Data to use —
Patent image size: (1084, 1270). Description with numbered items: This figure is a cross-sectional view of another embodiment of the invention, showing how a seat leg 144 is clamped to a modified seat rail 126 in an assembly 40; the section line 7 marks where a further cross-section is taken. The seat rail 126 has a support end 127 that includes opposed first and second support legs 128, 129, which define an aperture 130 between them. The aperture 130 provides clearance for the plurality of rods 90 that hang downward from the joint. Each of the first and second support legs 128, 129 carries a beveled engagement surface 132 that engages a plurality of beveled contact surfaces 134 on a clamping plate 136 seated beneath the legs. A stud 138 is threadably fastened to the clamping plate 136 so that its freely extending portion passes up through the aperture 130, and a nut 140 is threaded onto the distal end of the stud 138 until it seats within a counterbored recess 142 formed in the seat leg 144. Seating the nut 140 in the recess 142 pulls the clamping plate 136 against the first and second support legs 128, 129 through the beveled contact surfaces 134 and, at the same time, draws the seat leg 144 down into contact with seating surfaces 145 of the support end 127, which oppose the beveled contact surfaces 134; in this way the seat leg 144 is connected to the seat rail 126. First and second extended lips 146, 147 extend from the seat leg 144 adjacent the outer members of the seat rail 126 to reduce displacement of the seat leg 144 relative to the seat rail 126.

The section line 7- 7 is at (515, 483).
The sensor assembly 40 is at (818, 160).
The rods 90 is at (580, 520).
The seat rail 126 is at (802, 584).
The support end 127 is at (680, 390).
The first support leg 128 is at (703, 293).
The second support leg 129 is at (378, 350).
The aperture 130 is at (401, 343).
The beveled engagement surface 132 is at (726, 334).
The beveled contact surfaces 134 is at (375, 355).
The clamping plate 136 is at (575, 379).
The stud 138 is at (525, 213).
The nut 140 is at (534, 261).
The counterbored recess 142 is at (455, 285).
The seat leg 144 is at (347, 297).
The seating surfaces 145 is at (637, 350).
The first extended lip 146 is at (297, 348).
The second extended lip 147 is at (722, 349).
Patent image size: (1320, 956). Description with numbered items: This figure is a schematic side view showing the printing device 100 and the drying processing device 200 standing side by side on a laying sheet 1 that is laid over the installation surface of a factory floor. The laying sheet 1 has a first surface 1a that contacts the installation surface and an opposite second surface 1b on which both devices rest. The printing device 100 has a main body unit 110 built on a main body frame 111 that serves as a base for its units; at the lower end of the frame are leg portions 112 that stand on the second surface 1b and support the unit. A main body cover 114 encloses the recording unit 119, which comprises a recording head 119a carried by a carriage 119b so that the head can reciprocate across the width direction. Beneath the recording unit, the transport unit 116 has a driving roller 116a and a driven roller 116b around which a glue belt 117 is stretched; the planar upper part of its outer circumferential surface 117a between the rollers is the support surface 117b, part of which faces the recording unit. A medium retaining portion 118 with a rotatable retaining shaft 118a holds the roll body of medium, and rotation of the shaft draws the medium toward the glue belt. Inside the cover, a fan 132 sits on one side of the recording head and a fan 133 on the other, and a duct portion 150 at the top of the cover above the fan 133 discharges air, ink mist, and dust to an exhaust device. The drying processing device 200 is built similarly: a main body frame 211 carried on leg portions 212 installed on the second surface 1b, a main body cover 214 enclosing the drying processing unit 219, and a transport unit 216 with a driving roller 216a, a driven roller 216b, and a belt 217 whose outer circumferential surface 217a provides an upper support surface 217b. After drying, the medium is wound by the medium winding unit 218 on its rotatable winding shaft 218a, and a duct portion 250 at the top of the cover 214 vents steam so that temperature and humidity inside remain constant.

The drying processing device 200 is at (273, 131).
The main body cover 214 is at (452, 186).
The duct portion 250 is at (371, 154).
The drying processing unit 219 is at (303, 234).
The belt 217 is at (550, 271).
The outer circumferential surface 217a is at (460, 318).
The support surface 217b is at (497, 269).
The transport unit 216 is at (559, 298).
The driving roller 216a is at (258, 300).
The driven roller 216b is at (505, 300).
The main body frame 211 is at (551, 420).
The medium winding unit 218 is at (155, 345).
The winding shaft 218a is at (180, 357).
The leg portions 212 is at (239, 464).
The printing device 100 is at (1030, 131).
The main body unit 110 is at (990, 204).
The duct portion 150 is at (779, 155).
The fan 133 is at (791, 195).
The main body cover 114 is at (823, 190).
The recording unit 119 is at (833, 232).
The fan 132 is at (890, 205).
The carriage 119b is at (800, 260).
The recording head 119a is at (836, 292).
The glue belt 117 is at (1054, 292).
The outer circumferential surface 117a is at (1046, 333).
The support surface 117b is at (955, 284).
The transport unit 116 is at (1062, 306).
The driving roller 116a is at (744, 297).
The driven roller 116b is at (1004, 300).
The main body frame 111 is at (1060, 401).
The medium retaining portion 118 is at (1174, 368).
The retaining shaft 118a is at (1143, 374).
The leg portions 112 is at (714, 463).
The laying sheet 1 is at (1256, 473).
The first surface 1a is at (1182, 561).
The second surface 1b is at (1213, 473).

Given problem — Please arrange every line of the records above as a Markdown table with the columns Row and Line, numbering the rows and leaving out blank lines.

Reply to the task —
| Row | Line |
|---|---|
| 1 | Patent image size: (1084, 1270). Description with numbered items: This figure is a cross-sectional view of another embodiment of the invention, showing how a seat leg 144 is clamped to a modified seat rail 126 in an assembly 40; the section line 7 marks where a further cross-section is taken. The seat rail 126 has a support end 127 that includes opposed first and second support legs 128, 129, which define an aperture 130 between them. The aperture 130 provides clearance for the plurality of rods 90 that hang downward from the joint. Each of the first and second support legs 128, 129 carries a beveled engagement surface 132 that engages a plurality of beveled contact surfaces 134 on a clamping plate 136 seated beneath the legs. A stud 138 is threadably fastened to the clamping plate 136 so that its freely extending portion passes up through the aperture 130, and a nut 140 is threaded onto the distal end of the stud 138 until it seats within a counterbored recess 142 formed in the seat leg 144. Seating the nut 140 in the recess 142 pulls the clamping plate 136 against the first and second support legs 128, 129 through the beveled contact surfaces 134 and, at the same time, draws the seat leg 144 down into contact with seating surfaces 145 of the support end 127, which oppose the beveled contact surfaces 134; in this way the seat leg 144 is connected to the seat rail 126. First and second extended lips 146, 147 extend from the seat leg 144 adjacent the outer members of the seat rail 126 to reduce displacement of the seat leg 144 relative to the seat rail 126. |
| 2 | The section line 7- 7 is at (515, 483). |
| 3 | The sensor assembly 40 is at (818, 160). |
| 4 | The rods 90 is at (580, 520). |
| 5 | The seat rail 126 is at (802, 584). |
| 6 | The support end 127 is at (680, 390). |
| 7 | The first support leg 128 is at (703, 293). |
| 8 | The second support leg 129 is at (378, 350). |
| 9 | The aperture 130 is at (401, 343). |
| 10 | The beveled engagement surface 132 is at (726, 334). |
| 11 | The beveled contact surfaces 134 is at (375, 355). |
| 12 | The clamping plate 136 is at (575, 379). |
| 13 | The stud 138 is at (525, 213). |
| 14 | The nut 140 is at (534, 261). |
| 15 | The counterbored recess 142 is at (455, 285). |
| 16 | The seat leg 144 is at (347, 297). |
| 17 | The seating surfaces 145 is at (637, 350). |
| 18 | The first extended lip 146 is at (297, 348). |
| 19 | The second extended lip 147 is at (722, 349). |
| 20 | Patent image size: (1320, 956). Description with numbered items: This figure is a schematic side view showing the printing device 100 and the drying processing device 200 standing side by side on a laying sheet 1 that is laid over the installation surface of a factory floor. The laying sheet 1 has a first surface 1a that contacts the installation surface and an opposite second surface 1b on which both devices rest. The printing device 100 has a main body unit 110 built on a main body frame 111 that serves as a base for its units; at the lower end of the frame are leg portions 112 that stand on the second surface 1b and support the unit. A main body cover 114 encloses the recording unit 119, which comprises a recording head 119a carried by a carriage 119b so that the head can reciprocate across the width direction. Beneath the recording unit, the transport unit 116 has a driving roller 116a and a driven roller 116b around which a glue belt 117 is stretched; the planar upper part of its outer circumferential surface 117a between the rollers is the support surface 117b, part of which faces the recording unit. A medium retaining portion 118 with a rotatable retaining shaft 118a holds the roll body of medium, and rotation of the shaft draws the medium toward the glue belt. Inside the cover, a fan 132 sits on one side of the recording head and a fan 133 on the other, and a duct portion 150 at the top of the cover above the fan 133 discharges air, ink mist, and dust to an exhaust device. The drying processing device 200 is built similarly: a main body frame 211 carried on leg portions 212 installed on the second surface 1b, a main body cover 214 enclosing the drying processing unit 219, and a transport unit 216 with a driving roller 216a, a driven roller 216b, and a belt 217 whose outer circumferential surface 217a provides an upper support surface 217b. After drying, the medium is wound by the medium winding unit 218 on its rotatable winding shaft 218a, and a duct portion 250 at the top of the cover 214 vents steam so that temperature and humidity inside remain constant. |
| 21 | The drying processing device 200 is at (273, 131). |
| 22 | The main body cover 214 is at (452, 186). |
| 23 | The duct portion 250 is at (371, 154). |
| 24 | The drying processing unit 219 is at (303, 234). |
| 25 | The belt 217 is at (550, 271). |
| 26 | The outer circumferential surface 217a is at (460, 318). |
| 27 | The support surface 217b is at (497, 269). |
| 28 | The transport unit 216 is at (559, 298). |
| 29 | The driving roller 216a is at (258, 300). |
| 30 | The driven roller 216b is at (505, 300). |
| 31 | The main body frame 211 is at (551, 420). |
| 32 | The medium winding unit 218 is at (155, 345). |
| 33 | The winding shaft 218a is at (180, 357). |
| 34 | The leg portions 212 is at (239, 464). |
| 35 | The printing device 100 is at (1030, 131). |
| 36 | The main body unit 110 is at (990, 204). |
| 37 | The duct portion 150 is at (779, 155). |
| 38 | The fan 133 is at (791, 195). |
| 39 | The main body cover 114 is at (823, 190). |
| 40 | The recording unit 119 is at (833, 232). |
| 41 | The fan 132 is at (890, 205). |
| 42 | The carriage 119b is at (800, 260). |
| 43 | The recording head 119a is at (836, 292). |
| 44 | The glue belt 117 is at (1054, 292). |
| 45 | The outer circumferential surface 117a is at (1046, 333). |
| 46 | The support surface 117b is at (955, 284). |
| 47 | The transport unit 116 is at (1062, 306). |
| 48 | The driving roller 116a is at (744, 297). |
| 49 | The driven roller 116b is at (1004, 300). |
| 50 | The main body frame 111 is at (1060, 401). |
| 51 | The medium retaining portion 118 is at (1174, 368). |
| 52 | The retaining shaft 118a is at (1143, 374). |
| 53 | The leg portions 112 is at (714, 463). |
| 54 | The laying sheet 1 is at (1256, 473). |
| 55 | The first surface 1a is at (1182, 561). |
| 56 | The second surface 1b is at (1213, 473). |